* _INSTRUCTIONS FOR THE TASK_
Extract every record, keeping each one exactly as it is.

Excerpts from a figure dataset:
┏━━

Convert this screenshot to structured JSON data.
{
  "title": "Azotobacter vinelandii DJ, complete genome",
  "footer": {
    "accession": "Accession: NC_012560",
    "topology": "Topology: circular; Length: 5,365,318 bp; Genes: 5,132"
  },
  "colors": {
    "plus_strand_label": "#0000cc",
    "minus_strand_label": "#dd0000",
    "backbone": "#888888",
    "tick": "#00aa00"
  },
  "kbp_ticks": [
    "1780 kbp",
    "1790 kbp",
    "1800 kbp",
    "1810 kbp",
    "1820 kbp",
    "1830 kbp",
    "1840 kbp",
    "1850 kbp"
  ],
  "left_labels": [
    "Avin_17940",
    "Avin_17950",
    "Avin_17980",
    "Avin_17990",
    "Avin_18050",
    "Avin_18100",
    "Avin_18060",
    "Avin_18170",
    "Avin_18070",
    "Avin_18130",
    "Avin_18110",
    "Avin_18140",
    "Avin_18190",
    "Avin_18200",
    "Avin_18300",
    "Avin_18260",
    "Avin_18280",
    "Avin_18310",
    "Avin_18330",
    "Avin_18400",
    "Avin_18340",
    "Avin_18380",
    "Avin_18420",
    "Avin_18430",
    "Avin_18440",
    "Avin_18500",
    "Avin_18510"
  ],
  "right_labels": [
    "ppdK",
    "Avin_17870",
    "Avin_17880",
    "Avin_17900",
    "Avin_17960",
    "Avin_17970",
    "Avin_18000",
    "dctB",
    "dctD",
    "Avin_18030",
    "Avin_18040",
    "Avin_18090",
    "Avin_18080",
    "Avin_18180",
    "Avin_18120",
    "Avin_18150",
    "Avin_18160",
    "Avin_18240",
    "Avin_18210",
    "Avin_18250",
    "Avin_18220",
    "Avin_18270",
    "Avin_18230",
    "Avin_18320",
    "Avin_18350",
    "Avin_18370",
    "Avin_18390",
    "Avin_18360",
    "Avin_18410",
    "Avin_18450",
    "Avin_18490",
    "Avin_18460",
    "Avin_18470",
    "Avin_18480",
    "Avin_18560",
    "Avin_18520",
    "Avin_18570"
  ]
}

┗━━

* _EXERCISE OUTPUT_
Convert this screenshot to structured JSON data.
{
  "title": "Azotobacter vinelandii DJ, complete genome",
  "footer": {
    "accession": "Accession: NC_012560",
    "topology": "Topology: circular; Length: 5,365,318 bp; Genes: 5,132"
  },
  "colors": {
    "plus_strand_label": "#0000cc",
    "minus_strand_label": "#dd0000",
    "backbone": "#888888",
    "tick": "#00aa00"
  },
  "kbp_ticks": [
    "1780 kbp",
    "1790 kbp",
    "1800 kbp",
    "1810 kbp",
    "1820 kbp",
    "1830 kbp",
    "1840 kbp",
    "1850 kbp"
  ],
  "left_labels": [
    "Avin_17940",
    "Avin_17950",
    "Avin_17980",
    "Avin_17990",
    "Avin_18050",
    "Avin_18100",
    "Avin_18060",
    "Avin_18170",
    "Avin_18070",
    "Avin_18130",
    "Avin_18110",
    "Avin_18140",
    "Avin_18190",
    "Avin_18200",
    "Avin_18300",
    "Avin_18260",
    "Avin_18280",
    "Avin_18310",
    "Avin_18330",
    "Avin_18400",
    "Avin_18340",
    "Avin_18380",
    "Avin_18420",
    "Avin_18430",
    "Avin_18440",
    "Avin_18500",
    "Avin_18510"
  ],
  "right_labels": [
    "ppdK",
    "Avin_17870",
    "Avin_17880",
    "Avin_17900",
    "Avin_17960",
    "Avin_17970",
    "Avin_18000",
    "dctB",
    "dctD",
    "Avin_18030",
    "Avin_18040",
    "Avin_18090",
    "Avin_18080",
    "Avin_18180",
    "Avin_18120",
    "Avin_18150",
    "Avin_18160",
    "Avin_18240",
    "Avin_18210",
    "Avin_18250",
    "Avin_18220",
    "Avin_18270",
    "Avin_18230",
    "Avin_18320",
    "Avin_18350",
    "Avin_18370",
    "Avin_18390",
    "Avin_18360",
    "Avin_18410",
    "Avin_18450",
    "Avin_18490",
    "Avin_18460",
    "Avin_18470",
    "Avin_18480",
    "Avin_18560",
    "Avin_18520",
    "Avin_18570"
  ]
}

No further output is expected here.